__TEXT__:

* Start *

So if we set the load factor to 1.5, and increase car precision, the expected energy is becomes lower than with lower precision. But why is it then lower than user label? Because user label also has a mix of shared ride (at LF = 2) and drove alone (at LF=1)
Another validation thing to do rather than black box sensitivity analysis is to just compare the trips one by one and compare the user label EC and the predicted EC and the predicted w/ CM EC and see which are the 10 biggest or plot their distribution by mode
Left: expected EC - user labeled EC. Right: predicted EC - user labeled EC x axis label is the user label
Based on the current data:
shared_ride
?drove_alone
?should think about how we can automate this instead of having Michael look at it manually
confusion based error 90th and 5th percentiles: (1.80, -5.39)
Summary of confusion based error: mean -0.907056 std 10.649994 min -405.592424 25% -1.436356 50% -0.446962 75% 0.040015 max 95.792431
Counts by mode where errors are below the 5th percentile: drove_alone 74 bus 15 shared_ride 5 free_shuttle 4 car 2 taxi 2
If you remove trips below the 5th percentile of confusion based error (in the negative direction): expected 7198.36 predicted 7267.31 user_labeled 7323.29
If we drop the trips below the 0.1 percentile, the total energy consumptions are: expected 8651.04 predicted 8764.61 user_labeled 9943.78
Percent error: -13%
If you do not drop trips: expected, 8991.82 predicted, 9005.56 user labeled, 10838.58
Percent error (expected - user labeled)/user labeled: -17%
Trips where the error is below the 0.1 percentile: mode_confirm | distance | error_for_confusion drove_alone | 1.445275e+05 | -59.959334 drove_alone | 2.136239e+05 | -88.479020 shared_ride | 1.039817e+06 | -405.592424
what was the sensed mode for those trips?

* End *

__PROBLEM SET__:
[1] In the energy consumption notes, what load factor is given for shared rides in the user label?
[2] Extend the energy consumption notes with a few more lines that pick up after their final line.

__MATERIAL__:
* Start *

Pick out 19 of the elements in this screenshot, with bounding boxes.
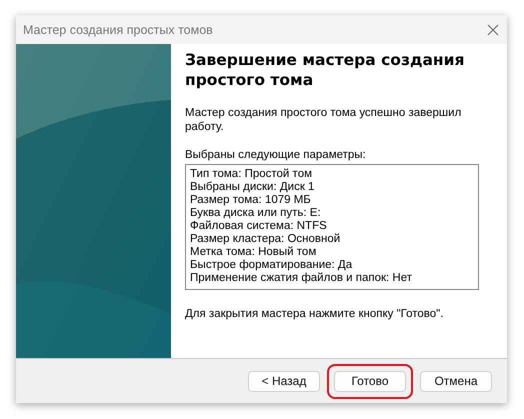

* End *

__SOLVED TASKS__:
[1] 2

[2]
car,car, and no sensed for the primary sensed mode. There were also sensed walking sections.
Dropping those trips and looking only at the shared ride and drove alone error histograms, we get:
wrt https://github.com/e-mission/e-mission-docs/issues/798#issuecomment-1290890424
car,car, and no sensed for the primary sensed mode. There were also sensed walking sections.
It looks like the sensed mode was actually car. So we actually got the mode right. So is the difference primarily due to the confusion with bus or due to the walking sections?
Also, is it possible to identify the +ve and -ve contribution by each mode? I see the histogram, but adding up the values is hard to do visually, especially since the histograms don't have too much detail.
something like:
shared_ride
: expected (xxx), user label (yyy), net (zzz)
Here are the contributions of shared ride and drove alone, after dropping the three outliers below the 0.1 percentile:
shared_ride: | Name | Value |
---|---|---|
expected | 3735.418826 | |
predicted | 3976.395993 | |
user_labeled | 3175.102523 | |
error_for_prediction | 801.293470 | |
error_for_confusion | 560.316303 |
drove_alone: | Name | Value |
---|---|---|
expected: | 3530.997714 | |
predicted: | 3409.038991 | |
user_labeled: | 5719.979116 | |
error_for_prediction: | -2310.940124 | |
error_for_confusion: | -2188.981402 |
user_labled = 5719 + 3175 = 8894 predicted = 3976.395993 + 3409.038991 = 7385.434984 (-1508)
Why is drove_alone
so different and why is it always lower?
If we look at trips with both primary mode car and user label drove alone, and count every section as car, the EC estimate would increase by 48.86 kWH. The distance increase in sensed car is 49.32 miles.
Doing some math, I think we will always be too low when we have a load factor of 1.5. 4/3 = 2/1.5
(perfect prediction drove alone EC) - (user labeled drove alone EC) + (perfect prediction shared ride EC) - (user labeled shared ride EC) 5719.979116/1.5- 5719.979116 + 3175.102523*4/3 - 3175.102523 = -848.29
So if we labeled all drove alone and shared rides as car, and ignored confusion, we'd still be off by 848.
Doing some math, I think we will always be too low when we have a load factor of 1.5.
But I'm not sure I follow the calculation. Can you expand a bit? Concretely, where do you get the 4/3 from and why does it matter? And are you arguing that the difference is because the load factor is actually not 1.5?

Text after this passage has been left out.